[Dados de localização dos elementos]
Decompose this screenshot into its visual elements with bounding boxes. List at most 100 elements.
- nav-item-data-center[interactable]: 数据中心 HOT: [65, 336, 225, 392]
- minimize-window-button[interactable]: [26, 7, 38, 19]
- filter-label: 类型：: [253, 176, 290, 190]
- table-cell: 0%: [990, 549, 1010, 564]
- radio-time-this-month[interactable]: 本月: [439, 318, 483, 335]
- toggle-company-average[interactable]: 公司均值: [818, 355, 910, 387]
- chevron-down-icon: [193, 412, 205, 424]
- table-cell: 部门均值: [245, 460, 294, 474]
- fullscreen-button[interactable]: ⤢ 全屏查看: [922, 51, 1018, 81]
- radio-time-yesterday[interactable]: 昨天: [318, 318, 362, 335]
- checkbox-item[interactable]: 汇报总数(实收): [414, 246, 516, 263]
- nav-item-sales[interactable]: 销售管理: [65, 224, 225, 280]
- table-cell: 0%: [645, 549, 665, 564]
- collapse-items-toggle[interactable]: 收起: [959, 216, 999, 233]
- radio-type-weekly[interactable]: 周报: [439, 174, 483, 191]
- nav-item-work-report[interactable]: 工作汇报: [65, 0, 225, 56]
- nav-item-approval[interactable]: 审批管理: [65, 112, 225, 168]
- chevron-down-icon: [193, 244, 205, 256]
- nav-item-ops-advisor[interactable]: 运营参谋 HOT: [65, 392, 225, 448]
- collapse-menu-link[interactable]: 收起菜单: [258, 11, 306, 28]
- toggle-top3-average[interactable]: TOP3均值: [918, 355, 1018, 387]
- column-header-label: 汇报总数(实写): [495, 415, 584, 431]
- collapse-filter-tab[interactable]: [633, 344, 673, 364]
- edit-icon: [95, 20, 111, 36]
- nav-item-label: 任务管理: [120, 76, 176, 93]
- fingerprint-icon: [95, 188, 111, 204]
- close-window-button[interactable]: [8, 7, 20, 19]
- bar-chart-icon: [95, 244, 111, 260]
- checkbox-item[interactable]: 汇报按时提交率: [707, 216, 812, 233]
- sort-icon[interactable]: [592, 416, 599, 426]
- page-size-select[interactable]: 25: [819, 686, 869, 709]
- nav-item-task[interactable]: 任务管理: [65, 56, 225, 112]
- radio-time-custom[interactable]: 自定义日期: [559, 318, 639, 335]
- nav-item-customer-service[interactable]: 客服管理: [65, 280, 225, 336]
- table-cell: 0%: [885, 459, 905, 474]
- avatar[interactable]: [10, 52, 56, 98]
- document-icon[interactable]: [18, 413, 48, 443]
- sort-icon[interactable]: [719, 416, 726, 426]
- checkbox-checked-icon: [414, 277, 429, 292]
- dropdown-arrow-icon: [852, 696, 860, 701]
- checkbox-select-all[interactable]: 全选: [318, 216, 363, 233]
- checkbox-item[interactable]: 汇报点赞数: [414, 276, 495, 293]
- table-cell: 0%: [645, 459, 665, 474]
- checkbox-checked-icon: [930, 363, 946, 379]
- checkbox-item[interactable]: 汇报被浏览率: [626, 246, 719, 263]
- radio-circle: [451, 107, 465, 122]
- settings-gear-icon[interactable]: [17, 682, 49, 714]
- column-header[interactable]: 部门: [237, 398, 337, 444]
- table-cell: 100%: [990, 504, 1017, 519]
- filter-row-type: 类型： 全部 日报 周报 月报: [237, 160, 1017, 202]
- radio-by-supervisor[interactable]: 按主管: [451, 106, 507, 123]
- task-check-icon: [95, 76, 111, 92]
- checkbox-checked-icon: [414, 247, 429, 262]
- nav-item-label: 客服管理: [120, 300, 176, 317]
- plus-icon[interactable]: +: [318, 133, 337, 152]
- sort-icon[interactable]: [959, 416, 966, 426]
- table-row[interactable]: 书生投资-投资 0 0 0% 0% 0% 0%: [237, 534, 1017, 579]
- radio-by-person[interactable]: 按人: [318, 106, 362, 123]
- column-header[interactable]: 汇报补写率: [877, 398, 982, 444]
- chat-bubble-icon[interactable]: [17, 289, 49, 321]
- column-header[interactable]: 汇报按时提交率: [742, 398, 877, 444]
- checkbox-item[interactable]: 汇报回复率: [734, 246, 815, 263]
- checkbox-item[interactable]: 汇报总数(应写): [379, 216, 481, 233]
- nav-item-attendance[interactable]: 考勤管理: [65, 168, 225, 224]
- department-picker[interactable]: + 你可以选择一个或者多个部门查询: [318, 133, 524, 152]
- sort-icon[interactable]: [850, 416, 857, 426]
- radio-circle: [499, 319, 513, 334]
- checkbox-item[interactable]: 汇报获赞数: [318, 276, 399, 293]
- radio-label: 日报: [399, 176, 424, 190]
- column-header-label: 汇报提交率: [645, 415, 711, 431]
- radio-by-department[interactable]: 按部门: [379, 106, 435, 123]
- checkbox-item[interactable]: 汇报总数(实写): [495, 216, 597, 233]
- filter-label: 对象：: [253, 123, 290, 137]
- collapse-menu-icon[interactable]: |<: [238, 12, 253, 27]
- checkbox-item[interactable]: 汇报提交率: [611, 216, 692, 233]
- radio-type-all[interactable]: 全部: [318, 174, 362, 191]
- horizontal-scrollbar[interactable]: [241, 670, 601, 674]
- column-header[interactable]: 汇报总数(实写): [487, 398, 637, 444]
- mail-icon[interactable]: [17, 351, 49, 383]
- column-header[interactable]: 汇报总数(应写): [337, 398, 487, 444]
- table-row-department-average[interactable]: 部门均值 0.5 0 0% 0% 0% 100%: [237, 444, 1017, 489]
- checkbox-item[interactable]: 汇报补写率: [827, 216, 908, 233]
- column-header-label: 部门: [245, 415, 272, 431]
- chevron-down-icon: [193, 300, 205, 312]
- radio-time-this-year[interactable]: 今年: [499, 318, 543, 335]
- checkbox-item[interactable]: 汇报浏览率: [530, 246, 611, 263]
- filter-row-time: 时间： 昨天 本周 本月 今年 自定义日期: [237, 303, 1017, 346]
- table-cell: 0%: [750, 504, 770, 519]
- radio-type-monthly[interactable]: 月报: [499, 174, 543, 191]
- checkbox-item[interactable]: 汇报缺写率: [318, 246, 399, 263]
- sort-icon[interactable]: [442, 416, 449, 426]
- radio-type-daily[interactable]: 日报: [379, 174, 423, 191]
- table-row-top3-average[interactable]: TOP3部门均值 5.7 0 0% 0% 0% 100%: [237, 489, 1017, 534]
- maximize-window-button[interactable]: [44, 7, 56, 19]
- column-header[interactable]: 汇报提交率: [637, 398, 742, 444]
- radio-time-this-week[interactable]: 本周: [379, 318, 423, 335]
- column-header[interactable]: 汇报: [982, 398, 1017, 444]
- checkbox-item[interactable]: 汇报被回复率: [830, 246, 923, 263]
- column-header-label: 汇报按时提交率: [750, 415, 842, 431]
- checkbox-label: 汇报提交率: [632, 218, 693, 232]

» **INSTRUÇÕES DO EXERCÍCIO**: Reproduza sem nenhuma alteração tudo o que vai do início dos registros até a linha que contém "- sort-icon[interactable]: [719, 416, 726, 426]", incluindo essa linha.

» **RESULTADO ABAIXO**:
Decompose this screenshot into its visual elements with bounding boxes. List at most 100 elements.
- nav-item-data-center[interactable]: 数据中心 HOT: [65, 336, 225, 392]
- minimize-window-button[interactable]: [26, 7, 38, 19]
- filter-label: 类型：: [253, 176, 290, 190]
- table-cell: 0%: [990, 549, 1010, 564]
- radio-time-this-month[interactable]: 本月: [439, 318, 483, 335]
- toggle-company-average[interactable]: 公司均值: [818, 355, 910, 387]
- chevron-down-icon: [193, 412, 205, 424]
- table-cell: 部门均值: [245, 460, 294, 474]
- fullscreen-button[interactable]: ⤢ 全屏查看: [922, 51, 1018, 81]
- radio-time-yesterday[interactable]: 昨天: [318, 318, 362, 335]
- checkbox-item[interactable]: 汇报总数(实收): [414, 246, 516, 263]
- nav-item-sales[interactable]: 销售管理: [65, 224, 225, 280]
- table-cell: 0%: [645, 549, 665, 564]
- collapse-items-toggle[interactable]: 收起: [959, 216, 999, 233]
- radio-type-weekly[interactable]: 周报: [439, 174, 483, 191]
- nav-item-work-report[interactable]: 工作汇报: [65, 0, 225, 56]
- nav-item-approval[interactable]: 审批管理: [65, 112, 225, 168]
- chevron-down-icon: [193, 244, 205, 256]
- nav-item-ops-advisor[interactable]: 运营参谋 HOT: [65, 392, 225, 448]
- collapse-menu-link[interactable]: 收起菜单: [258, 11, 306, 28]
- toggle-top3-average[interactable]: TOP3均值: [918, 355, 1018, 387]
- column-header-label: 汇报总数(实写): [495, 415, 584, 431]
- collapse-filter-tab[interactable]: [633, 344, 673, 364]
- edit-icon: [95, 20, 111, 36]
- nav-item-label: 任务管理: [120, 76, 176, 93]
- fingerprint-icon: [95, 188, 111, 204]
- close-window-button[interactable]: [8, 7, 20, 19]
- bar-chart-icon: [95, 244, 111, 260]
- checkbox-item[interactable]: 汇报按时提交率: [707, 216, 812, 233]
- sort-icon[interactable]: [592, 416, 599, 426]
- page-size-select[interactable]: 25: [819, 686, 869, 709]
- nav-item-task[interactable]: 任务管理: [65, 56, 225, 112]
- radio-time-custom[interactable]: 自定义日期: [559, 318, 639, 335]
- nav-item-customer-service[interactable]: 客服管理: [65, 280, 225, 336]
- table-cell: 0%: [885, 459, 905, 474]
- avatar[interactable]: [10, 52, 56, 98]
- document-icon[interactable]: [18, 413, 48, 443]
- sort-icon[interactable]: [719, 416, 726, 426]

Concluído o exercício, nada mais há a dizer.